Data for the task →

* start *

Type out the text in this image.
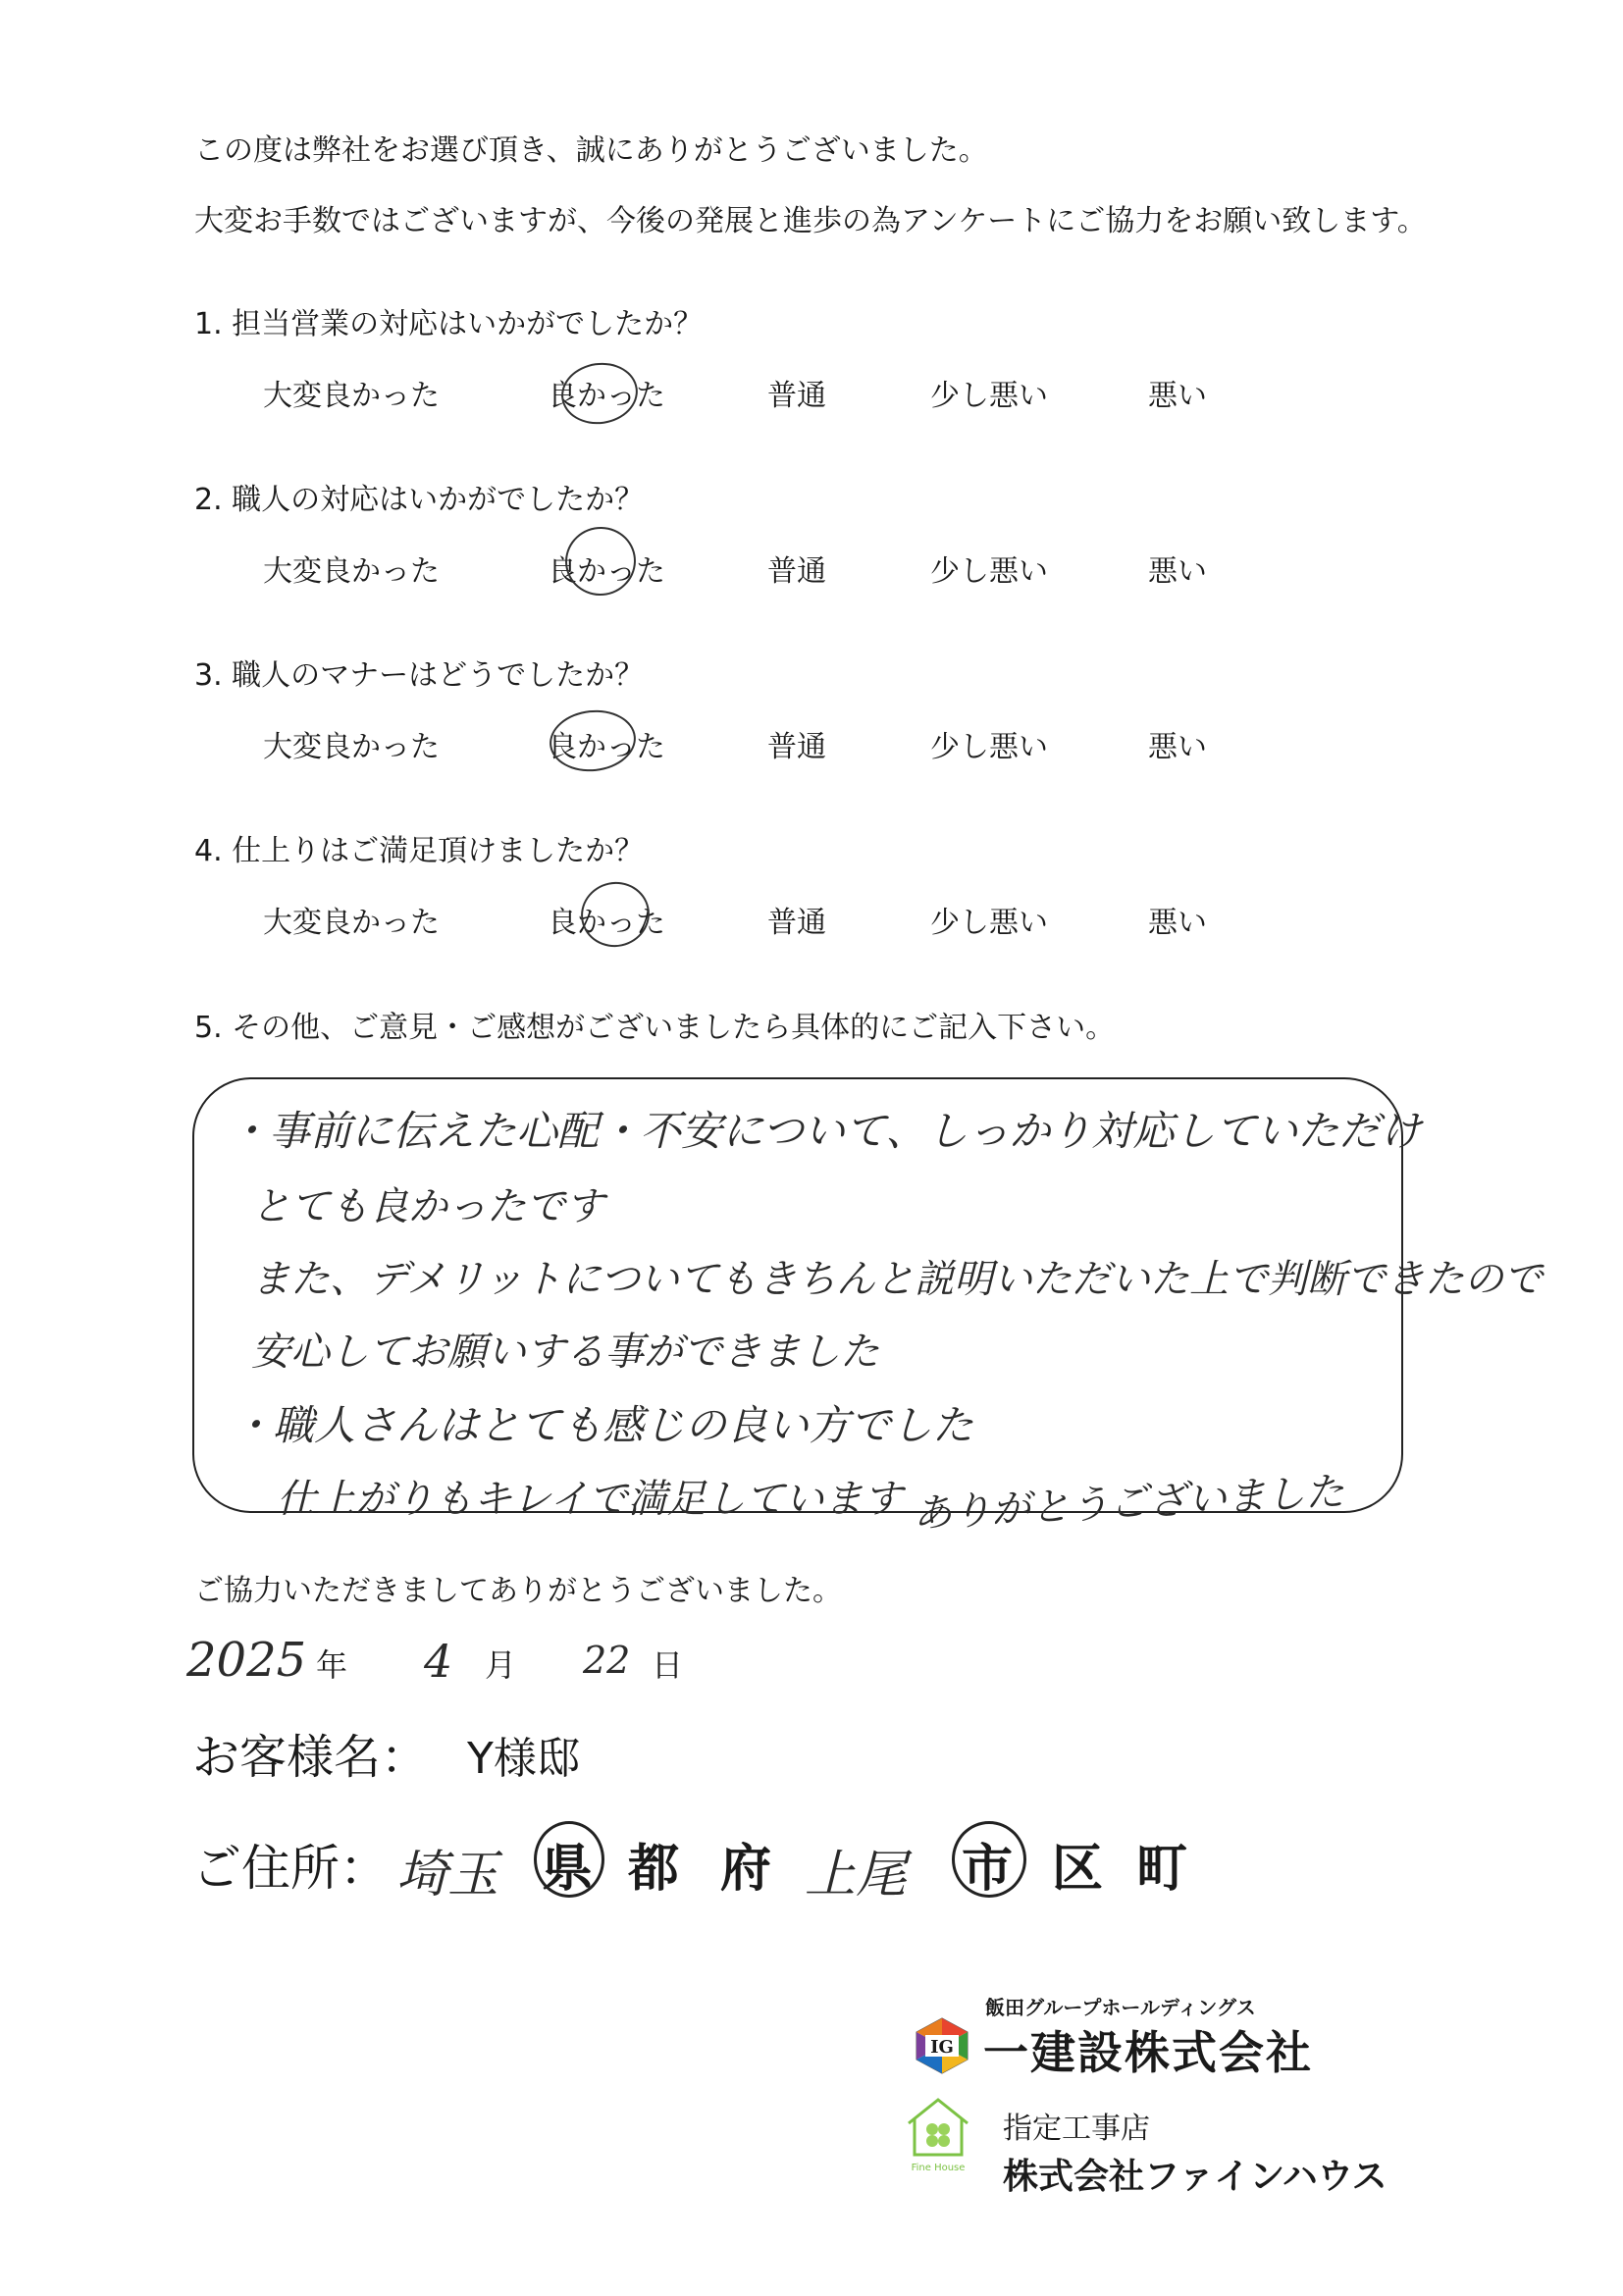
この度は弊社をお選び頂き、誠にありがとうございました。
大変お手数ではございますが、今後の発展と進歩の為アンケートにご協力をお願い致します。
1. 担当営業の対応はいかがでしたか？
大変良かった	良かった	普通	少し悪い	悪い
2. 職人の対応はいかがでしたか？
大変良かった	良かった	普通	少し悪い	悪い
3. 職人のマナーはどうでしたか？
大変良かった	良かった	普通	少し悪い	悪い
4. 仕上りはご満足頂けましたか？
大変良かった	良かった	普通	少し悪い	悪い
5. その他、ご意見・ご感想がございましたら具体的にご記入下さい。
・事前に伝えた心配・不安について、しっかり対応していただけ
とても良かったです
また、デメリットについてもきちんと説明いただいた上で判断できたので
安心してお願いする事ができました
・職人さんはとても感じの良い方でした
仕上がりもキレイで満足しています ありがとうございました
ご協力いただきましてありがとうございました。
2025 年 4 月 22 日
お客様名： Y様邸
ご住所： 埼玉 県 都 府 上尾 市 区 町
飯田グループホールディングス
IG 一建設株式会社
Fine House
指定工事店
株式会社ファインハウス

* end *

Requirements → Return the listing above in full and without alteration, excluding its pictures.

Full output →
Type out the text in this image.
この度は弊社をお選び頂き、誠にありがとうございました。
大変お手数ではございますが、今後の発展と進歩の為アンケートにご協力をお願い致します。
1. 担当営業の対応はいかがでしたか？
大変良かった	良かった	普通	少し悪い	悪い
2. 職人の対応はいかがでしたか？
大変良かった	良かった	普通	少し悪い	悪い
3. 職人のマナーはどうでしたか？
大変良かった	良かった	普通	少し悪い	悪い
4. 仕上りはご満足頂けましたか？
大変良かった	良かった	普通	少し悪い	悪い
5. その他、ご意見・ご感想がございましたら具体的にご記入下さい。
・事前に伝えた心配・不安について、しっかり対応していただけ
とても良かったです
また、デメリットについてもきちんと説明いただいた上で判断できたので
安心してお願いする事ができました
・職人さんはとても感じの良い方でした
仕上がりもキレイで満足しています ありがとうございました
ご協力いただきましてありがとうございました。
2025 年 4 月 22 日
お客様名： Y様邸
ご住所： 埼玉 県 都 府 上尾 市 区 町
飯田グループホールディングス
IG 一建設株式会社
Fine House
指定工事店
株式会社ファインハウス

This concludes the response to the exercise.